▶ **WRITTEN INSTRUCTION**: Copy everything in the listing below word for word, apart from any images.

▶ **RECORDS SHOWN**:
┌──

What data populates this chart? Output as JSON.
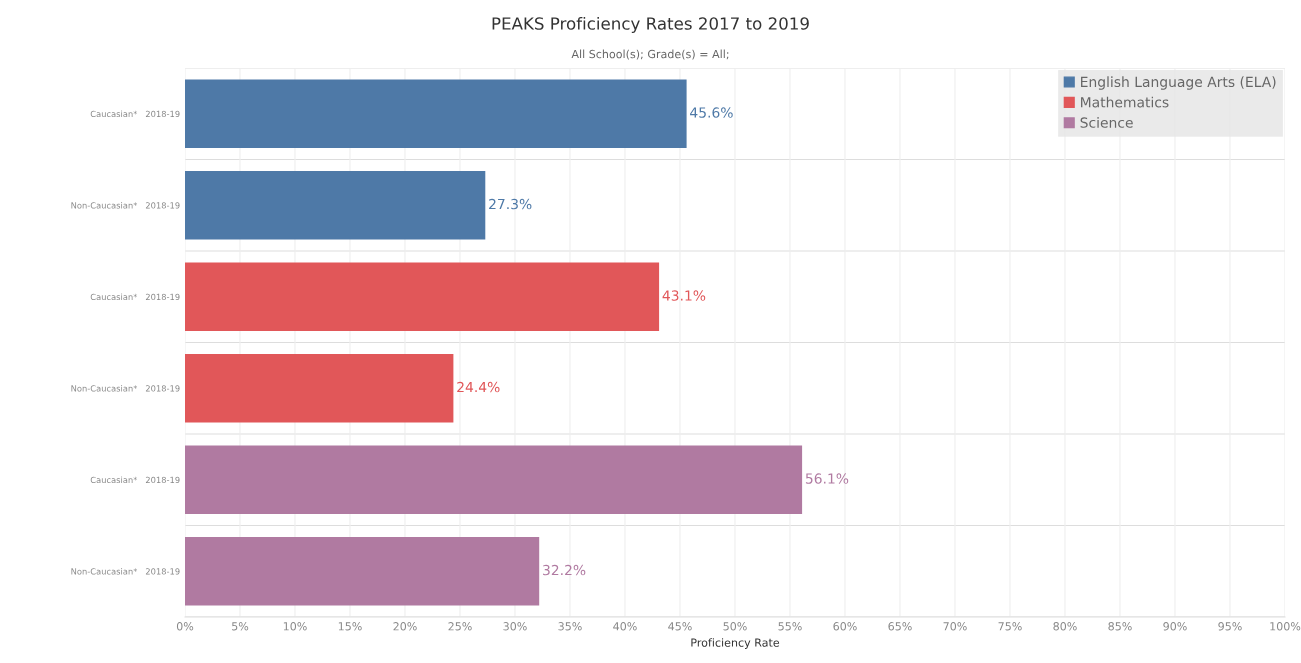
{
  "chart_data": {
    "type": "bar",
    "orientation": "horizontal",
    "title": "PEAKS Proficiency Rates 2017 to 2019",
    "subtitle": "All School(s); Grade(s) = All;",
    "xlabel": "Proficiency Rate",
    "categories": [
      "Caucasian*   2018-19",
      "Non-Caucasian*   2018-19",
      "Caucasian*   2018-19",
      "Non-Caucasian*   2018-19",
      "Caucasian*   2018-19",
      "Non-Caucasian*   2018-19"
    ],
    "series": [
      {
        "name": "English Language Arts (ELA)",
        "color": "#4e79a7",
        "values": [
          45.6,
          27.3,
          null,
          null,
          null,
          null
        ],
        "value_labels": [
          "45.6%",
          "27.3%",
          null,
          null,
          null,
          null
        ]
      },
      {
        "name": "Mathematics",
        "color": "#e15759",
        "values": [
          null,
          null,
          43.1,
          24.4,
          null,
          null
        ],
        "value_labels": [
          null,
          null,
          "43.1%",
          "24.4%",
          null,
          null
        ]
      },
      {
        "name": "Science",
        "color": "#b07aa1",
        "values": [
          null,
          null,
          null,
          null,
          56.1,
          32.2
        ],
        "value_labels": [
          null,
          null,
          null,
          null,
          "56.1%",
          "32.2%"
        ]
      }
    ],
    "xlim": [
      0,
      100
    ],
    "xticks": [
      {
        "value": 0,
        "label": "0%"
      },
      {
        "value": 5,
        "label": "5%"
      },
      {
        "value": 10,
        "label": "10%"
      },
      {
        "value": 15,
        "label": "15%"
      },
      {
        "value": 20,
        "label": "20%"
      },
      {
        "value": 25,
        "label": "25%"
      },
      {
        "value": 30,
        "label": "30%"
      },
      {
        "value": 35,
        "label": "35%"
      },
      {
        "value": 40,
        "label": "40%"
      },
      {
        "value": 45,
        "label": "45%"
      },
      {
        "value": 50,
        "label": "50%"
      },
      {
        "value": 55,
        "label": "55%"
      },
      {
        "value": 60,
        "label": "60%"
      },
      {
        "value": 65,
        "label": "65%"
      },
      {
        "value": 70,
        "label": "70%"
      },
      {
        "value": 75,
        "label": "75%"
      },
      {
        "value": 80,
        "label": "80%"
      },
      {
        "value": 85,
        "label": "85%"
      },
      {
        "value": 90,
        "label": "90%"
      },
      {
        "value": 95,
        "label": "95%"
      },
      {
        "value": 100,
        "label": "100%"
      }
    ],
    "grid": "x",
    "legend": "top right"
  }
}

└──

▶ **COMPLETE OUTPUT**:
What data populates this chart? Output as JSON.
{
  "chart_data": {
    "type": "bar",
    "orientation": "horizontal",
    "title": "PEAKS Proficiency Rates 2017 to 2019",
    "subtitle": "All School(s); Grade(s) = All;",
    "xlabel": "Proficiency Rate",
    "categories": [
      "Caucasian*   2018-19",
      "Non-Caucasian*   2018-19",
      "Caucasian*   2018-19",
      "Non-Caucasian*   2018-19",
      "Caucasian*   2018-19",
      "Non-Caucasian*   2018-19"
    ],
    "series": [
      {
        "name": "English Language Arts (ELA)",
        "color": "#4e79a7",
        "values": [
          45.6,
          27.3,
          null,
          null,
          null,
          null
        ],
        "value_labels": [
          "45.6%",
          "27.3%",
          null,
          null,
          null,
          null
        ]
      },
      {
        "name": "Mathematics",
        "color": "#e15759",
        "values": [
          null,
          null,
          43.1,
          24.4,
          null,
          null
        ],
        "value_labels": [
          null,
          null,
          "43.1%",
          "24.4%",
          null,
          null
        ]
      },
      {
        "name": "Science",
        "color": "#b07aa1",
        "values": [
          null,
          null,
          null,
          null,
          56.1,
          32.2
        ],
        "value_labels": [
          null,
          null,
          null,
          null,
          "56.1%",
          "32.2%"
        ]
      }
    ],
    "xlim": [
      0,
      100
    ],
    "xticks": [
      {
        "value": 0,
        "label": "0%"
      },
      {
        "value": 5,
        "label": "5%"
      },
      {
        "value": 10,
        "label": "10%"
      },
      {
        "value": 15,
        "label": "15%"
      },
      {
        "value": 20,
        "label": "20%"
      },
      {
        "value": 25,
        "label": "25%"
      },
      {
        "value": 30,
        "label": "30%"
      },
      {
        "value": 35,
        "label": "35%"
      },
      {
        "value": 40,
        "label": "40%"
      },
      {
        "value": 45,
        "label": "45%"
      },
      {
        "value": 50,
        "label": "50%"
      },
      {
        "value": 55,
        "label": "55%"
      },
      {
        "value": 60,
        "label": "60%"
      },
      {
        "value": 65,
        "label": "65%"
      },
      {
        "value": 70,
        "label": "70%"
      },
      {
        "value": 75,
        "label": "75%"
      },
      {
        "value": 80,
        "label": "80%"
      },
      {
        "value": 85,
        "label": "85%"
      },
      {
        "value": 90,
        "label": "90%"
      },
      {
        "value": 95,
        "label": "95%"
      },
      {
        "value": 100,
        "label": "100%"
      }
    ],
    "grid": "x",
    "legend": "top right"
  }
}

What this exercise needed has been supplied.